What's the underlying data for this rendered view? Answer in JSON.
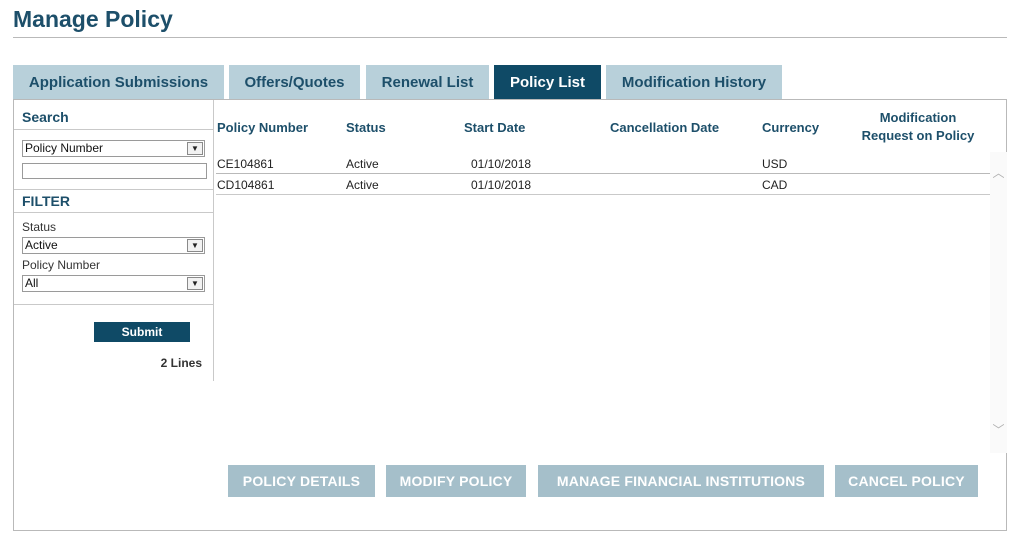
{
  "page": {
    "title": "Manage Policy"
  },
  "tabs": [
    {
      "label": "Application Submissions",
      "active": false
    },
    {
      "label": "Offers/Quotes",
      "active": false
    },
    {
      "label": "Renewal List",
      "active": false
    },
    {
      "label": "Policy List",
      "active": true
    },
    {
      "label": "Modification History",
      "active": false
    }
  ],
  "colors": {
    "brand_dark": "#0f4a66",
    "tab_inactive": "#b8d0da",
    "action_button": "#a5bfca"
  },
  "sidebar": {
    "search_heading": "Search",
    "search_by": {
      "value": "Policy Number"
    },
    "search_text": {
      "value": "",
      "placeholder": ""
    },
    "filter_heading": "FILTER",
    "status_label": "Status",
    "status": {
      "value": "Active"
    },
    "policy_number_label": "Policy Number",
    "policy_number": {
      "value": "All"
    },
    "submit_label": "Submit",
    "lines_count": "2 Lines"
  },
  "table": {
    "columns": [
      "Policy Number",
      "Status",
      "Start Date",
      "Cancellation Date",
      "Currency",
      "Modification",
      "Request on Policy"
    ],
    "rows": [
      {
        "policy_number": "CE104861",
        "status": "Active",
        "start_date": "01/10/2018",
        "cancellation_date": "",
        "currency": "USD",
        "modification_request": ""
      },
      {
        "policy_number": "CD104861",
        "status": "Active",
        "start_date": "01/10/2018",
        "cancellation_date": "",
        "currency": "CAD",
        "modification_request": ""
      }
    ]
  },
  "actions": {
    "policy_details": "POLICY DETAILS",
    "modify_policy": "MODIFY POLICY",
    "manage_financial_institutions": "MANAGE FINANCIAL INSTITUTIONS",
    "cancel_policy": "CANCEL POLICY"
  },
  "icons": {
    "dropdown": "chevron-down-icon",
    "scroll_up": "chevron-up-icon",
    "scroll_down": "chevron-down-icon"
  }
}
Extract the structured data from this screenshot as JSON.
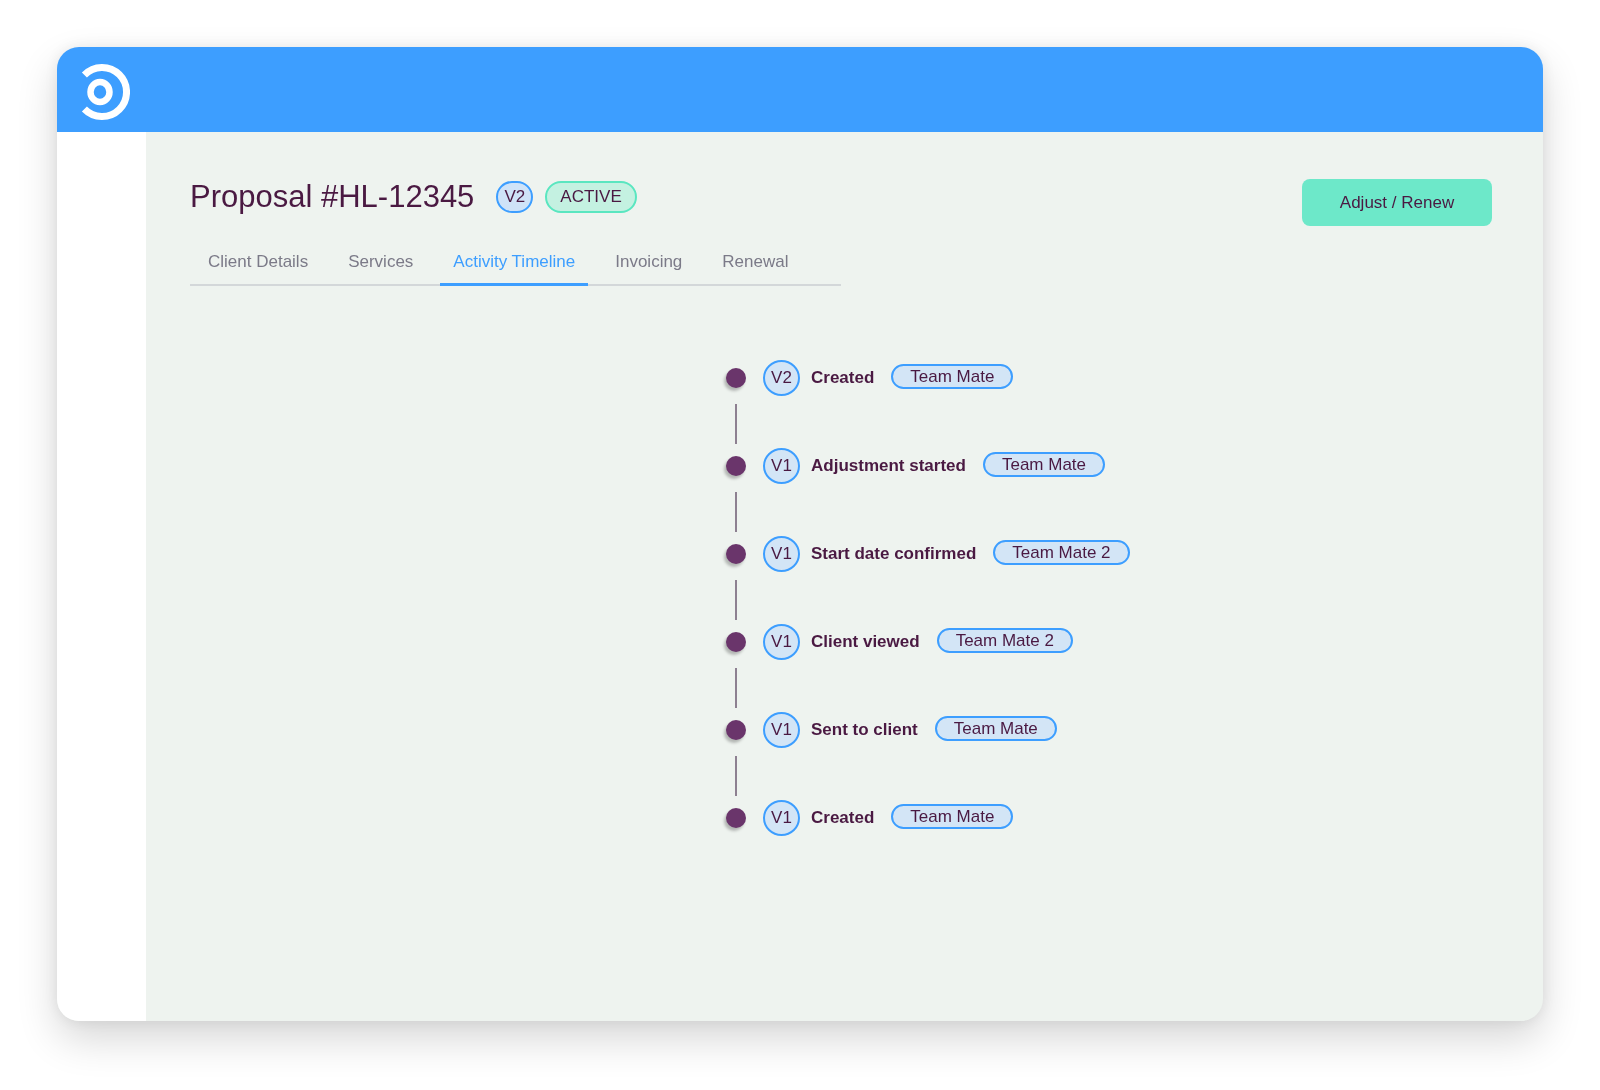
______
WHAT THE TASK REQUIRES: What is needed is an exact reproduction of the data, pictures excluded.

SOLUTION FOR THIS TASK:
What's the underlying data for this rendered view? Answer in JSON.
{
  "page": {
    "title": "Manage Policy"
  },
  "tabs": [
    {
      "label": "Application Submissions",
      "active": false
    },
    {
      "label": "Offers/Quotes",
      "active": false
    },
    {
      "label": "Renewal List",
      "active": false
    },
    {
      "label": "Policy List",
      "active": true
    },
    {
      "label": "Modification History",
      "active": false
    }
  ],
  "colors": {
    "brand_dark": "#0f4a66",
    "tab_inactive": "#b8d0da",
    "action_button": "#a5bfca"
  },
  "sidebar": {
    "search_heading": "Search",
    "search_by": {
      "value": "Policy Number"
    },
    "search_text": {
      "value": "",
      "placeholder": ""
    },
    "filter_heading": "FILTER",
    "status_label": "Status",
    "status": {
      "value": "Active"
    },
    "policy_number_label": "Policy Number",
    "policy_number": {
      "value": "All"
    },
    "submit_label": "Submit",
    "lines_count": "2 Lines"
  },
  "table": {
    "columns": [
      "Policy Number",
      "Status",
      "Start Date",
      "Cancellation Date",
      "Currency",
      "Modification",
      "Request on Policy"
    ],
    "rows": [
      {
        "policy_number": "CE104861",
        "status": "Active",
        "start_date": "01/10/2018",
        "cancellation_date": "",
        "currency": "USD",
        "modification_request": ""
      },
      {
        "policy_number": "CD104861",
        "status": "Active",
        "start_date": "01/10/2018",
        "cancellation_date": "",
        "currency": "CAD",
        "modification_request": ""
      }
    ]
  },
  "actions": {
    "policy_details": "POLICY DETAILS",
    "modify_policy": "MODIFY POLICY",
    "manage_financial_institutions": "MANAGE FINANCIAL INSTITUTIONS",
    "cancel_policy": "CANCEL POLICY"
  },
  "icons": {
    "dropdown": "chevron-down-icon",
    "scroll_up": "chevron-up-icon",
    "scroll_down": "chevron-down-icon"
  }
}
Extract the structured data from this screenshot as JSON.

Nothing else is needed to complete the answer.